§ **Data in this exercise**
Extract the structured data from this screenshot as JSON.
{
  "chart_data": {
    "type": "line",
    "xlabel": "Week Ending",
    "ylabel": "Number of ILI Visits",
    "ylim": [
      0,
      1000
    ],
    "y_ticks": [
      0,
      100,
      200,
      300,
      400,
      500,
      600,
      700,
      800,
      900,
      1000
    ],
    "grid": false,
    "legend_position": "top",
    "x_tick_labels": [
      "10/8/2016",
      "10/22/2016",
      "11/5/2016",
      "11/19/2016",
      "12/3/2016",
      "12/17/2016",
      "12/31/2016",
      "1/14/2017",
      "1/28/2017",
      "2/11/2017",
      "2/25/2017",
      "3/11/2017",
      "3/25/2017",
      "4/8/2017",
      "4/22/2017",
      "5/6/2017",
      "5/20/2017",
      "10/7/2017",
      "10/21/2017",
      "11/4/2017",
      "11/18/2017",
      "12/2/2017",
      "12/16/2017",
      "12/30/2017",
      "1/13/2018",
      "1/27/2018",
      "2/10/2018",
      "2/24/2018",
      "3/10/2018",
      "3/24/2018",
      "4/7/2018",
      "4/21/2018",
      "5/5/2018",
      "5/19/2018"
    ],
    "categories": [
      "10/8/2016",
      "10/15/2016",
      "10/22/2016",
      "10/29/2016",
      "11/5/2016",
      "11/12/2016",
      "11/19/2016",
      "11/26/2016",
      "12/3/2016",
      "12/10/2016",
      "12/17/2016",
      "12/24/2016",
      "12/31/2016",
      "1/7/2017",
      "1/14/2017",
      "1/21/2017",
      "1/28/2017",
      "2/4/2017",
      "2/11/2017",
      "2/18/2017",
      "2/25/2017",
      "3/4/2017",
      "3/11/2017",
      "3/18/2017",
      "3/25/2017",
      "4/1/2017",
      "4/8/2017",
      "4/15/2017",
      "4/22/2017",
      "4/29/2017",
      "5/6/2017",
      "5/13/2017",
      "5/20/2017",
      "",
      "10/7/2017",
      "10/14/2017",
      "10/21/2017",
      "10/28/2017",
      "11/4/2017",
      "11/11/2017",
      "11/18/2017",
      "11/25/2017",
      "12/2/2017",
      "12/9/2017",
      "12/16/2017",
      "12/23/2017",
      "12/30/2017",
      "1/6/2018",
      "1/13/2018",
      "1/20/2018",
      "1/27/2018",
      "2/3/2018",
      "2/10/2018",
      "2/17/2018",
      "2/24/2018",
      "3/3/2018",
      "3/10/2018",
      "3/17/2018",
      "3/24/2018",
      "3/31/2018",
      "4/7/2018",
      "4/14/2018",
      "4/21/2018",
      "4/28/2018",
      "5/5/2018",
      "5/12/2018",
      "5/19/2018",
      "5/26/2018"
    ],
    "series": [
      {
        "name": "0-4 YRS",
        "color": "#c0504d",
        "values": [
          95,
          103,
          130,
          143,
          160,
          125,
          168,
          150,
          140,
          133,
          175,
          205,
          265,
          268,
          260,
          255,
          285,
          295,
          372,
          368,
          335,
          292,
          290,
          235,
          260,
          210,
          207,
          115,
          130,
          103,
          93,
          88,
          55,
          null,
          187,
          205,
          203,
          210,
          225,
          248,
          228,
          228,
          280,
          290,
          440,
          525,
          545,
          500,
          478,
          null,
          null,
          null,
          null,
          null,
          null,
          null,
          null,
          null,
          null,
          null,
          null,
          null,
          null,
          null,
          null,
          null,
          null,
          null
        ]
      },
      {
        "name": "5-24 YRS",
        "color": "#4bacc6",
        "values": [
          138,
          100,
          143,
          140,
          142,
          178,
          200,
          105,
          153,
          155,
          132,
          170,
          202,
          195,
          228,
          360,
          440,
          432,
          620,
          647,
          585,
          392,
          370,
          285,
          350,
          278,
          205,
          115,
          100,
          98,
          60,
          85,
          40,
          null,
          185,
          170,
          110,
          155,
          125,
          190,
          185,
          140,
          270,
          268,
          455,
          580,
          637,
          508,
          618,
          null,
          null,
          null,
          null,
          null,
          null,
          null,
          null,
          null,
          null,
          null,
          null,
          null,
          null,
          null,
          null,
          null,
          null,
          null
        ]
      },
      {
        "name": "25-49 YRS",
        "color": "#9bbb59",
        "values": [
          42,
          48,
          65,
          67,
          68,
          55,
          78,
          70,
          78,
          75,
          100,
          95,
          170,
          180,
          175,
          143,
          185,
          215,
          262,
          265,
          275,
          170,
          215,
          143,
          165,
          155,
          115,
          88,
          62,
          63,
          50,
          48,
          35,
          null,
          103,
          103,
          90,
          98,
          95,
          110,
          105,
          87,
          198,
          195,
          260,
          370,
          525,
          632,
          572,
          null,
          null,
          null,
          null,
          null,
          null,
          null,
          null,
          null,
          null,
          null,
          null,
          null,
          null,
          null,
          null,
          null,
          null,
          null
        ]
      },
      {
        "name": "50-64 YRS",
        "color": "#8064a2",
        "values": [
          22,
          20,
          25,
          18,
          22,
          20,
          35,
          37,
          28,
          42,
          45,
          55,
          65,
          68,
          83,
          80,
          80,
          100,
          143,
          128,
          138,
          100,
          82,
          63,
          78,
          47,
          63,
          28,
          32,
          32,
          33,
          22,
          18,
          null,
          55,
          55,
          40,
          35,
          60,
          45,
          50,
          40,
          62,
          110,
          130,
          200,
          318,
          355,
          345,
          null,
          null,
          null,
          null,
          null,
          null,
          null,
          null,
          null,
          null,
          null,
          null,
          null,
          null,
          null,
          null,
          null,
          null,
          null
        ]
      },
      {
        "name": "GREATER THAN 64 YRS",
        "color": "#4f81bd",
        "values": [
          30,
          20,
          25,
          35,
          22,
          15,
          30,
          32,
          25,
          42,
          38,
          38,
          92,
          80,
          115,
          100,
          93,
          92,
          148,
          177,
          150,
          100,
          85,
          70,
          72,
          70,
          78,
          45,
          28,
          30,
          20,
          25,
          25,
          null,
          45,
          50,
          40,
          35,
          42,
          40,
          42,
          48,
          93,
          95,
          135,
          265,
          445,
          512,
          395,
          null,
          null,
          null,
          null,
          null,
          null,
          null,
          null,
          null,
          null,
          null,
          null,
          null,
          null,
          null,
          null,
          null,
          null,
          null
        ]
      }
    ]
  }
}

§ **Direction**
Using the material above, print every entry exactly as written.

§ **Full response**
Extract the structured data from this screenshot as JSON.
{
  "chart_data": {
    "type": "line",
    "xlabel": "Week Ending",
    "ylabel": "Number of ILI Visits",
    "ylim": [
      0,
      1000
    ],
    "y_ticks": [
      0,
      100,
      200,
      300,
      400,
      500,
      600,
      700,
      800,
      900,
      1000
    ],
    "grid": false,
    "legend_position": "top",
    "x_tick_labels": [
      "10/8/2016",
      "10/22/2016",
      "11/5/2016",
      "11/19/2016",
      "12/3/2016",
      "12/17/2016",
      "12/31/2016",
      "1/14/2017",
      "1/28/2017",
      "2/11/2017",
      "2/25/2017",
      "3/11/2017",
      "3/25/2017",
      "4/8/2017",
      "4/22/2017",
      "5/6/2017",
      "5/20/2017",
      "10/7/2017",
      "10/21/2017",
      "11/4/2017",
      "11/18/2017",
      "12/2/2017",
      "12/16/2017",
      "12/30/2017",
      "1/13/2018",
      "1/27/2018",
      "2/10/2018",
      "2/24/2018",
      "3/10/2018",
      "3/24/2018",
      "4/7/2018",
      "4/21/2018",
      "5/5/2018",
      "5/19/2018"
    ],
    "categories": [
      "10/8/2016",
      "10/15/2016",
      "10/22/2016",
      "10/29/2016",
      "11/5/2016",
      "11/12/2016",
      "11/19/2016",
      "11/26/2016",
      "12/3/2016",
      "12/10/2016",
      "12/17/2016",
      "12/24/2016",
      "12/31/2016",
      "1/7/2017",
      "1/14/2017",
      "1/21/2017",
      "1/28/2017",
      "2/4/2017",
      "2/11/2017",
      "2/18/2017",
      "2/25/2017",
      "3/4/2017",
      "3/11/2017",
      "3/18/2017",
      "3/25/2017",
      "4/1/2017",
      "4/8/2017",
      "4/15/2017",
      "4/22/2017",
      "4/29/2017",
      "5/6/2017",
      "5/13/2017",
      "5/20/2017",
      "",
      "10/7/2017",
      "10/14/2017",
      "10/21/2017",
      "10/28/2017",
      "11/4/2017",
      "11/11/2017",
      "11/18/2017",
      "11/25/2017",
      "12/2/2017",
      "12/9/2017",
      "12/16/2017",
      "12/23/2017",
      "12/30/2017",
      "1/6/2018",
      "1/13/2018",
      "1/20/2018",
      "1/27/2018",
      "2/3/2018",
      "2/10/2018",
      "2/17/2018",
      "2/24/2018",
      "3/3/2018",
      "3/10/2018",
      "3/17/2018",
      "3/24/2018",
      "3/31/2018",
      "4/7/2018",
      "4/14/2018",
      "4/21/2018",
      "4/28/2018",
      "5/5/2018",
      "5/12/2018",
      "5/19/2018",
      "5/26/2018"
    ],
    "series": [
      {
        "name": "0-4 YRS",
        "color": "#c0504d",
        "values": [
          95,
          103,
          130,
          143,
          160,
          125,
          168,
          150,
          140,
          133,
          175,
          205,
          265,
          268,
          260,
          255,
          285,
          295,
          372,
          368,
          335,
          292,
          290,
          235,
          260,
          210,
          207,
          115,
          130,
          103,
          93,
          88,
          55,
          null,
          187,
          205,
          203,
          210,
          225,
          248,
          228,
          228,
          280,
          290,
          440,
          525,
          545,
          500,
          478,
          null,
          null,
          null,
          null,
          null,
          null,
          null,
          null,
          null,
          null,
          null,
          null,
          null,
          null,
          null,
          null,
          null,
          null,
          null
        ]
      },
      {
        "name": "5-24 YRS",
        "color": "#4bacc6",
        "values": [
          138,
          100,
          143,
          140,
          142,
          178,
          200,
          105,
          153,
          155,
          132,
          170,
          202,
          195,
          228,
          360,
          440,
          432,
          620,
          647,
          585,
          392,
          370,
          285,
          350,
          278,
          205,
          115,
          100,
          98,
          60,
          85,
          40,
          null,
          185,
          170,
          110,
          155,
          125,
          190,
          185,
          140,
          270,
          268,
          455,
          580,
          637,
          508,
          618,
          null,
          null,
          null,
          null,
          null,
          null,
          null,
          null,
          null,
          null,
          null,
          null,
          null,
          null,
          null,
          null,
          null,
          null,
          null
        ]
      },
      {
        "name": "25-49 YRS",
        "color": "#9bbb59",
        "values": [
          42,
          48,
          65,
          67,
          68,
          55,
          78,
          70,
          78,
          75,
          100,
          95,
          170,
          180,
          175,
          143,
          185,
          215,
          262,
          265,
          275,
          170,
          215,
          143,
          165,
          155,
          115,
          88,
          62,
          63,
          50,
          48,
          35,
          null,
          103,
          103,
          90,
          98,
          95,
          110,
          105,
          87,
          198,
          195,
          260,
          370,
          525,
          632,
          572,
          null,
          null,
          null,
          null,
          null,
          null,
          null,
          null,
          null,
          null,
          null,
          null,
          null,
          null,
          null,
          null,
          null,
          null,
          null
        ]
      },
      {
        "name": "50-64 YRS",
        "color": "#8064a2",
        "values": [
          22,
          20,
          25,
          18,
          22,
          20,
          35,
          37,
          28,
          42,
          45,
          55,
          65,
          68,
          83,
          80,
          80,
          100,
          143,
          128,
          138,
          100,
          82,
          63,
          78,
          47,
          63,
          28,
          32,
          32,
          33,
          22,
          18,
          null,
          55,
          55,
          40,
          35,
          60,
          45,
          50,
          40,
          62,
          110,
          130,
          200,
          318,
          355,
          345,
          null,
          null,
          null,
          null,
          null,
          null,
          null,
          null,
          null,
          null,
          null,
          null,
          null,
          null,
          null,
          null,
          null,
          null,
          null
        ]
      },
      {
        "name": "GREATER THAN 64 YRS",
        "color": "#4f81bd",
        "values": [
          30,
          20,
          25,
          35,
          22,
          15,
          30,
          32,
          25,
          42,
          38,
          38,
          92,
          80,
          115,
          100,
          93,
          92,
          148,
          177,
          150,
          100,
          85,
          70,
          72,
          70,
          78,
          45,
          28,
          30,
          20,
          25,
          25,
          null,
          45,
          50,
          40,
          35,
          42,
          40,
          42,
          48,
          93,
          95,
          135,
          265,
          445,
          512,
          395,
          null,
          null,
          null,
          null,
          null,
          null,
          null,
          null,
          null,
          null,
          null,
          null,
          null,
          null,
          null,
          null,
          null,
          null,
          null
        ]
      }
    ]
  }
}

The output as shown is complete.